EXERCISE BRIEF:
Return a copy of each line that holds the string "forudindstillinger".

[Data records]
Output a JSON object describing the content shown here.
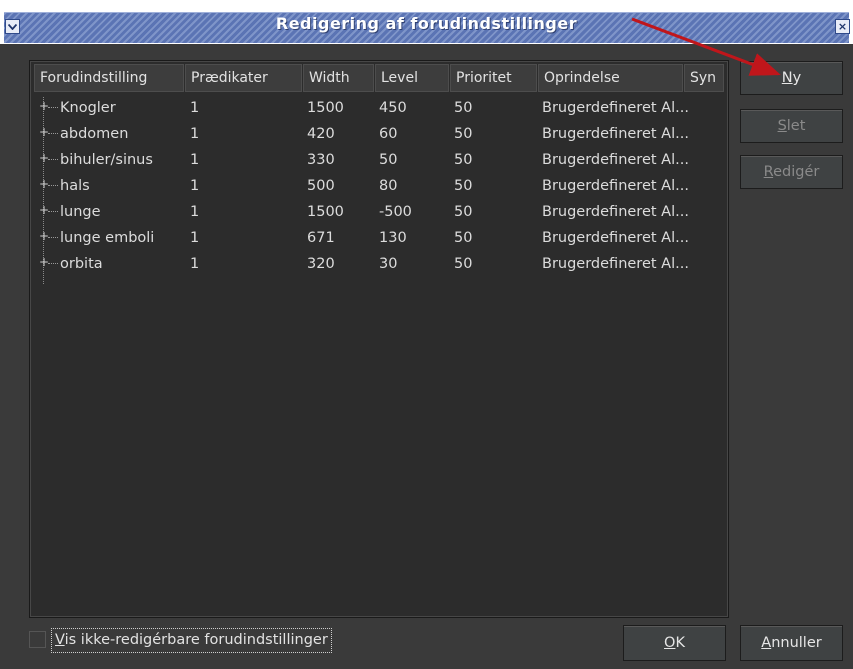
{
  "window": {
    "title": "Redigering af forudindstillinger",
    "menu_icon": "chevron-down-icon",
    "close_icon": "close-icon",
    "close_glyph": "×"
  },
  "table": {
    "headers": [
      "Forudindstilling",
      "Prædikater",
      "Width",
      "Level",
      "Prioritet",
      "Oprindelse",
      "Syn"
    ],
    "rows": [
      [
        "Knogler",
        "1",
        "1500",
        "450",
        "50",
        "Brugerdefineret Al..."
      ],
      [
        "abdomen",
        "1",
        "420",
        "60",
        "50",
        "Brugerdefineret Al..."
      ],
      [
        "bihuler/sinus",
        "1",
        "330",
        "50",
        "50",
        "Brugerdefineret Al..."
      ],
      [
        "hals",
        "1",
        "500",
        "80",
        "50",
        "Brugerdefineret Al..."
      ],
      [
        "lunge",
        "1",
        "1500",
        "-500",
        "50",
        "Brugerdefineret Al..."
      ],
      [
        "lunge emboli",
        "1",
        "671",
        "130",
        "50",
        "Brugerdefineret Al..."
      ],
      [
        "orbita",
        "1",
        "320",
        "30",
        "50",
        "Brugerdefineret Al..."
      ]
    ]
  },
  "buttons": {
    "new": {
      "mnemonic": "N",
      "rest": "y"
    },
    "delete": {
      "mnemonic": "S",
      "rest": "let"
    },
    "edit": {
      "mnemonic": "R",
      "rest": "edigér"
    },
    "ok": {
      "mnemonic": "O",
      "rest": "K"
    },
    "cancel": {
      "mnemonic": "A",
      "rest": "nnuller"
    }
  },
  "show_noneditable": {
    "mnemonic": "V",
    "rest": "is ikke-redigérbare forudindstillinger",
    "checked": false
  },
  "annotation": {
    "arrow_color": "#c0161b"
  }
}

SOLUTION TO THIS EXERCISE:
    "title": "Redigering af forudindstillinger",
    "rest": "is ikke-redigérbare forudindstillinger",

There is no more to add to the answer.